> **WHAT IS NEEDED**
Reproduce all of the records exactly.

______

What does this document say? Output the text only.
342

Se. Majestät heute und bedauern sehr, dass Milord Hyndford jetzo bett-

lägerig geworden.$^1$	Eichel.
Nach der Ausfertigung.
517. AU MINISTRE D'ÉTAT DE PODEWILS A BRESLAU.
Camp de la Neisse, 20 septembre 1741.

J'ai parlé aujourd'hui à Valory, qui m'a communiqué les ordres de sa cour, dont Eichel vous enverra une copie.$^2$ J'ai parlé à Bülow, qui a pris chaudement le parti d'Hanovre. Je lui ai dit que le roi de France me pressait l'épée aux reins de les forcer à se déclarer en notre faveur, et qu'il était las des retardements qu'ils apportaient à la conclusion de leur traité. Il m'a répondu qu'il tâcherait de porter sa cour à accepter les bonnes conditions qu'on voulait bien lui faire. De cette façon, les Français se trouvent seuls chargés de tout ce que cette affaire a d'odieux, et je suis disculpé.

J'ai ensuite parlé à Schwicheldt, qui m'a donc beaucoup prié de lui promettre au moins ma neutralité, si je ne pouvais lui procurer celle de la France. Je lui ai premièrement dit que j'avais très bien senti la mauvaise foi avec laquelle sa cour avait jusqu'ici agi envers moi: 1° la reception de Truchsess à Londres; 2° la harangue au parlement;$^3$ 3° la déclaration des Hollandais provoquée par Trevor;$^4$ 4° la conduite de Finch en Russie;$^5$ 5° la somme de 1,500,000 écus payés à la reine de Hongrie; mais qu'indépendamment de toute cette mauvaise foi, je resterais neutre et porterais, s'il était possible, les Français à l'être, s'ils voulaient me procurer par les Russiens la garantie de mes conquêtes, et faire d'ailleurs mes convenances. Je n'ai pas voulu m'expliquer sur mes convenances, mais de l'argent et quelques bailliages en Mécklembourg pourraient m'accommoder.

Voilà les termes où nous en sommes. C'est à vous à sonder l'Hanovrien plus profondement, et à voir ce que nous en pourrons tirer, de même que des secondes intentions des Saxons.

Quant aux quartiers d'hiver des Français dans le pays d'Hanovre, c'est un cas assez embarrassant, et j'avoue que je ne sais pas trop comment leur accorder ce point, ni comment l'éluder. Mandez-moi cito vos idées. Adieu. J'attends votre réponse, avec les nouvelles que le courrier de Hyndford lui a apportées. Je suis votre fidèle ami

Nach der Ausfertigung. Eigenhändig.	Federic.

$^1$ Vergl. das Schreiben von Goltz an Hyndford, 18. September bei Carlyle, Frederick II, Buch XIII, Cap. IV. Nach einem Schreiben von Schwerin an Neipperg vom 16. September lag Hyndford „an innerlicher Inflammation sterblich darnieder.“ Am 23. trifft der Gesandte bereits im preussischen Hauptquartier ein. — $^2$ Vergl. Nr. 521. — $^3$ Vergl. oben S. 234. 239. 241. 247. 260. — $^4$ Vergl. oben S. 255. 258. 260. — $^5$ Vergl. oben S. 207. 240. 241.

______

> **RESULT OF THIS TASK**
What does this document say? Output the text only.
342

Se. Majestät heute und bedauern sehr, dass Milord Hyndford jetzo bett-

lägerig geworden.$^1$	Eichel.
Nach der Ausfertigung.
517. AU MINISTRE D'ÉTAT DE PODEWILS A BRESLAU.
Camp de la Neisse, 20 septembre 1741.

J'ai parlé aujourd'hui à Valory, qui m'a communiqué les ordres de sa cour, dont Eichel vous enverra une copie.$^2$ J'ai parlé à Bülow, qui a pris chaudement le parti d'Hanovre. Je lui ai dit que le roi de France me pressait l'épée aux reins de les forcer à se déclarer en notre faveur, et qu'il était las des retardements qu'ils apportaient à la conclusion de leur traité. Il m'a répondu qu'il tâcherait de porter sa cour à accepter les bonnes conditions qu'on voulait bien lui faire. De cette façon, les Français se trouvent seuls chargés de tout ce que cette affaire a d'odieux, et je suis disculpé.

J'ai ensuite parlé à Schwicheldt, qui m'a donc beaucoup prié de lui promettre au moins ma neutralité, si je ne pouvais lui procurer celle de la France. Je lui ai premièrement dit que j'avais très bien senti la mauvaise foi avec laquelle sa cour avait jusqu'ici agi envers moi: 1° la reception de Truchsess à Londres; 2° la harangue au parlement;$^3$ 3° la déclaration des Hollandais provoquée par Trevor;$^4$ 4° la conduite de Finch en Russie;$^5$ 5° la somme de 1,500,000 écus payés à la reine de Hongrie; mais qu'indépendamment de toute cette mauvaise foi, je resterais neutre et porterais, s'il était possible, les Français à l'être, s'ils voulaient me procurer par les Russiens la garantie de mes conquêtes, et faire d'ailleurs mes convenances. Je n'ai pas voulu m'expliquer sur mes convenances, mais de l'argent et quelques bailliages en Mécklembourg pourraient m'accommoder.

Voilà les termes où nous en sommes. C'est à vous à sonder l'Hanovrien plus profondement, et à voir ce que nous en pourrons tirer, de même que des secondes intentions des Saxons.

Quant aux quartiers d'hiver des Français dans le pays d'Hanovre, c'est un cas assez embarrassant, et j'avoue que je ne sais pas trop comment leur accorder ce point, ni comment l'éluder. Mandez-moi cito vos idées. Adieu. J'attends votre réponse, avec les nouvelles que le courrier de Hyndford lui a apportées. Je suis votre fidèle ami

Nach der Ausfertigung. Eigenhändig.	Federic.

$^1$ Vergl. das Schreiben von Goltz an Hyndford, 18. September bei Carlyle, Frederick II, Buch XIII, Cap. IV. Nach einem Schreiben von Schwerin an Neipperg vom 16. September lag Hyndford „an innerlicher Inflammation sterblich darnieder.“ Am 23. trifft der Gesandte bereits im preussischen Hauptquartier ein. — $^2$ Vergl. Nr. 521. — $^3$ Vergl. oben S. 234. 239. 241. 247. 260. — $^4$ Vergl. oben S. 255. 258. 260. — $^5$ Vergl. oben S. 207. 240. 241.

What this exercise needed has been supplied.